:: Exercise directions ::
Restate all of the entries exactly, dropping any pictures they hold.

** START OF Data extract **

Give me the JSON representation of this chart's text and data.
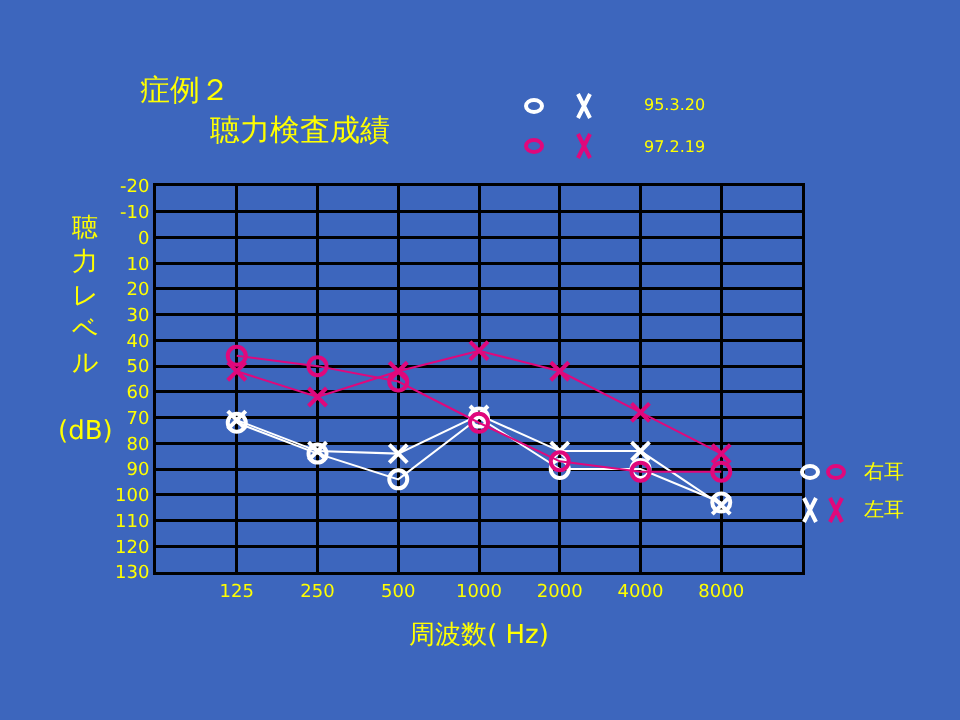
{
  "chart_data": {
    "type": "line",
    "title": "症例２",
    "subtitle": "聴力検査成績",
    "xlabel": "周波数( Hz)",
    "ylabel": "聴力レベル (dB)",
    "categories": [
      "125",
      "250",
      "500",
      "1000",
      "2000",
      "4000",
      "8000"
    ],
    "ylim": [
      130,
      -20
    ],
    "yticks": [
      -20,
      -10,
      0,
      10,
      20,
      30,
      40,
      50,
      60,
      70,
      80,
      90,
      100,
      110,
      120,
      130
    ],
    "grid": true,
    "line_style": "solid",
    "series": [
      {
        "color": "#ffffff",
        "marker": "circle",
        "values": [
          72,
          84,
          94,
          70,
          90,
          90,
          103
        ]
      },
      {
        "color": "#ffffff",
        "marker": "cross",
        "values": [
          71,
          83,
          84,
          69,
          83,
          83,
          104
        ]
      },
      {
        "color": "#e0087c",
        "marker": "circle",
        "values": [
          46,
          50,
          56,
          72,
          87,
          91,
          91
        ]
      },
      {
        "color": "#e0087c",
        "marker": "cross",
        "values": [
          52,
          62,
          52,
          44,
          52,
          68,
          84
        ]
      }
    ],
    "annotations": [
      "95.3.20",
      "97.2.19",
      "右耳",
      "左耳"
    ]
  }
}
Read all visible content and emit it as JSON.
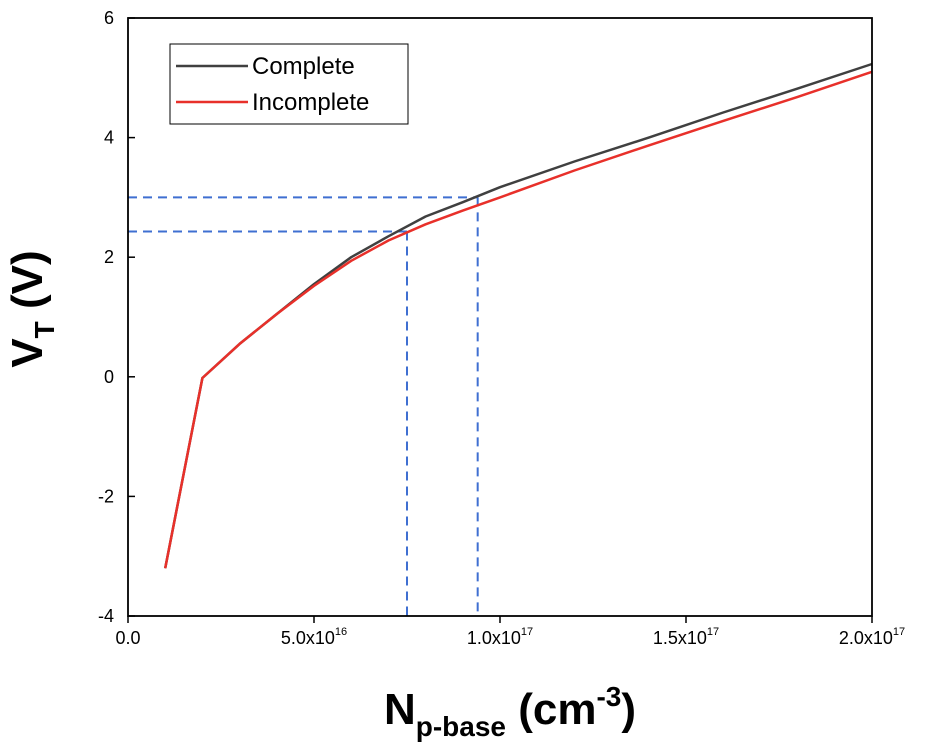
{
  "chart_data": {
    "type": "line",
    "xlabel": {
      "main": "N",
      "sub": "p-base",
      "rest": " (cm",
      "sup": "-3",
      "close": ")"
    },
    "ylabel": {
      "main": "V",
      "sub": "T",
      "rest": " (V)"
    },
    "xlim": [
      0,
      2e+17
    ],
    "ylim": [
      -4,
      6
    ],
    "x_ticks": [
      {
        "value": 0,
        "label": "0.0",
        "exp": ""
      },
      {
        "value": 5e+16,
        "label": "5.0x10",
        "exp": "16"
      },
      {
        "value": 1e+17,
        "label": "1.0x10",
        "exp": "17"
      },
      {
        "value": 1.5e+17,
        "label": "1.5x10",
        "exp": "17"
      },
      {
        "value": 2e+17,
        "label": "2.0x10",
        "exp": "17"
      }
    ],
    "y_ticks": [
      {
        "value": -4,
        "label": "-4"
      },
      {
        "value": -2,
        "label": "-2"
      },
      {
        "value": 0,
        "label": "0"
      },
      {
        "value": 2,
        "label": "2"
      },
      {
        "value": 4,
        "label": "4"
      },
      {
        "value": 6,
        "label": "6"
      }
    ],
    "series": [
      {
        "name": "Complete",
        "color": "#404040",
        "x": [
          1e+16,
          2e+16,
          3e+16,
          4e+16,
          5e+16,
          6e+16,
          7e+16,
          8e+16,
          9e+16,
          1e+17,
          1.2e+17,
          1.4e+17,
          1.6e+17,
          1.8e+17,
          2e+17
        ],
        "y": [
          -3.2,
          -0.02,
          0.55,
          1.05,
          1.55,
          2.0,
          2.35,
          2.68,
          2.92,
          3.17,
          3.6,
          4.0,
          4.42,
          4.82,
          5.23
        ]
      },
      {
        "name": "Incomplete",
        "color": "#e8302a",
        "x": [
          1e+16,
          2e+16,
          3e+16,
          4e+16,
          5e+16,
          6e+16,
          7e+16,
          8e+16,
          9e+16,
          1e+17,
          1.2e+17,
          1.4e+17,
          1.6e+17,
          1.8e+17,
          2e+17
        ],
        "y": [
          -3.2,
          -0.02,
          0.55,
          1.05,
          1.52,
          1.94,
          2.28,
          2.55,
          2.78,
          3.0,
          3.45,
          3.87,
          4.28,
          4.68,
          5.1
        ]
      }
    ],
    "reference_lines": [
      {
        "color": "#3f6fd1",
        "x": 7.5e+16,
        "y": 2.43
      },
      {
        "color": "#3f6fd1",
        "x": 9.4e+16,
        "y": 3.0
      }
    ],
    "legend": {
      "position": "top-left",
      "entries": [
        "Complete",
        "Incomplete"
      ]
    },
    "grid": false
  }
}
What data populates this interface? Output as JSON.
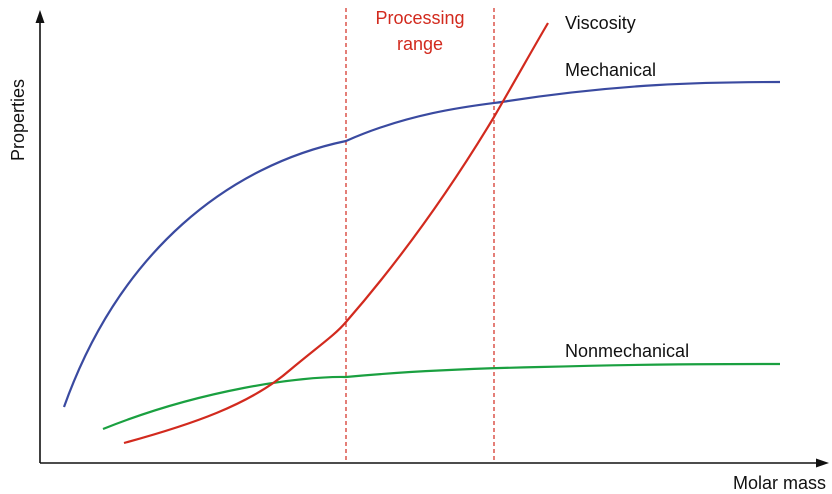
{
  "axes": {
    "x_label": "Molar mass",
    "y_label": "Properties"
  },
  "processing_range": {
    "label_line1": "Processing",
    "label_line2": "range",
    "color": "#d22a1e"
  },
  "curves": {
    "viscosity": {
      "label": "Viscosity",
      "color": "#d22a1e"
    },
    "mechanical": {
      "label": "Mechanical",
      "color": "#3a4aa0"
    },
    "nonmechanical": {
      "label": "Nonmechanical",
      "color": "#1aa040"
    }
  },
  "colors": {
    "axis": "#111111",
    "text": "#111111"
  }
}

** END OF Data extract **

:: Solved problem ::
Give me the JSON representation of this chart's text and data.
{
  "chart_data": {
    "type": "line",
    "title": "症例２",
    "subtitle": "聴力検査成績",
    "xlabel": "周波数( Hz)",
    "ylabel": "聴力レベル (dB)",
    "categories": [
      "125",
      "250",
      "500",
      "1000",
      "2000",
      "4000",
      "8000"
    ],
    "ylim": [
      130,
      -20
    ],
    "yticks": [
      -20,
      -10,
      0,
      10,
      20,
      30,
      40,
      50,
      60,
      70,
      80,
      90,
      100,
      110,
      120,
      130
    ],
    "grid": true,
    "line_style": "solid",
    "series": [
      {
        "color": "#ffffff",
        "marker": "circle",
        "values": [
          72,
          84,
          94,
          70,
          90,
          90,
          103
        ]
      },
      {
        "color": "#ffffff",
        "marker": "cross",
        "values": [
          71,
          83,
          84,
          69,
          83,
          83,
          104
        ]
      },
      {
        "color": "#e0087c",
        "marker": "circle",
        "values": [
          46,
          50,
          56,
          72,
          87,
          91,
          91
        ]
      },
      {
        "color": "#e0087c",
        "marker": "cross",
        "values": [
          52,
          62,
          52,
          44,
          52,
          68,
          84
        ]
      }
    ],
    "annotations": [
      "95.3.20",
      "97.2.19",
      "右耳",
      "左耳"
    ]
  }
}
Read all visible content and emit it as JSON.
{
  "chart_data": {
    "type": "line",
    "xlabel": {
      "main": "N",
      "sub": "p-base",
      "rest": " (cm",
      "sup": "-3",
      "close": ")"
    },
    "ylabel": {
      "main": "V",
      "sub": "T",
      "rest": " (V)"
    },
    "xlim": [
      0,
      2e+17
    ],
    "ylim": [
      -4,
      6
    ],
    "x_ticks": [
      {
        "value": 0,
        "label": "0.0",
        "exp": ""
      },
      {
        "value": 5e+16,
        "label": "5.0x10",
        "exp": "16"
      },
      {
        "value": 1e+17,
        "label": "1.0x10",
        "exp": "17"
      },
      {
        "value": 1.5e+17,
        "label": "1.5x10",
        "exp": "17"
      },
      {
        "value": 2e+17,
        "label": "2.0x10",
        "exp": "17"
      }
    ],
    "y_ticks": [
      {
        "value": -4,
        "label": "-4"
      },
      {
        "value": -2,
        "label": "-2"
      },
      {
        "value": 0,
        "label": "0"
      },
      {
        "value": 2,
        "label": "2"
      },
      {
        "value": 4,
        "label": "4"
      },
      {
        "value": 6,
        "label": "6"
      }
    ],
    "series": [
      {
        "name": "Complete",
        "color": "#404040",
        "x": [
          1e+16,
          2e+16,
          3e+16,
          4e+16,
          5e+16,
          6e+16,
          7e+16,
          8e+16,
          9e+16,
          1e+17,
          1.2e+17,
          1.4e+17,
          1.6e+17,
          1.8e+17,
          2e+17
        ],
        "y": [
          -3.2,
          -0.02,
          0.55,
          1.05,
          1.55,
          2.0,
          2.35,
          2.68,
          2.92,
          3.17,
          3.6,
          4.0,
          4.42,
          4.82,
          5.23
        ]
      },
      {
        "name": "Incomplete",
        "color": "#e8302a",
        "x": [
          1e+16,
          2e+16,
          3e+16,
          4e+16,
          5e+16,
          6e+16,
          7e+16,
          8e+16,
          9e+16,
          1e+17,
          1.2e+17,
          1.4e+17,
          1.6e+17,
          1.8e+17,
          2e+17
        ],
        "y": [
          -3.2,
          -0.02,
          0.55,
          1.05,
          1.52,
          1.94,
          2.28,
          2.55,
          2.78,
          3.0,
          3.45,
          3.87,
          4.28,
          4.68,
          5.1
        ]
      }
    ],
    "reference_lines": [
      {
        "color": "#3f6fd1",
        "x": 7.5e+16,
        "y": 2.43
      },
      {
        "color": "#3f6fd1",
        "x": 9.4e+16,
        "y": 3.0
      }
    ],
    "legend": {
      "position": "top-left",
      "entries": [
        "Complete",
        "Incomplete"
      ]
    },
    "grid": false
  }
}
What data populates this interface? Output as JSON.
{
  "axes": {
    "x_label": "Molar mass",
    "y_label": "Properties"
  },
  "processing_range": {
    "label_line1": "Processing",
    "label_line2": "range",
    "color": "#d22a1e"
  },
  "curves": {
    "viscosity": {
      "label": "Viscosity",
      "color": "#d22a1e"
    },
    "mechanical": {
      "label": "Mechanical",
      "color": "#3a4aa0"
    },
    "nonmechanical": {
      "label": "Nonmechanical",
      "color": "#1aa040"
    }
  },
  "colors": {
    "axis": "#111111",
    "text": "#111111"
  }
}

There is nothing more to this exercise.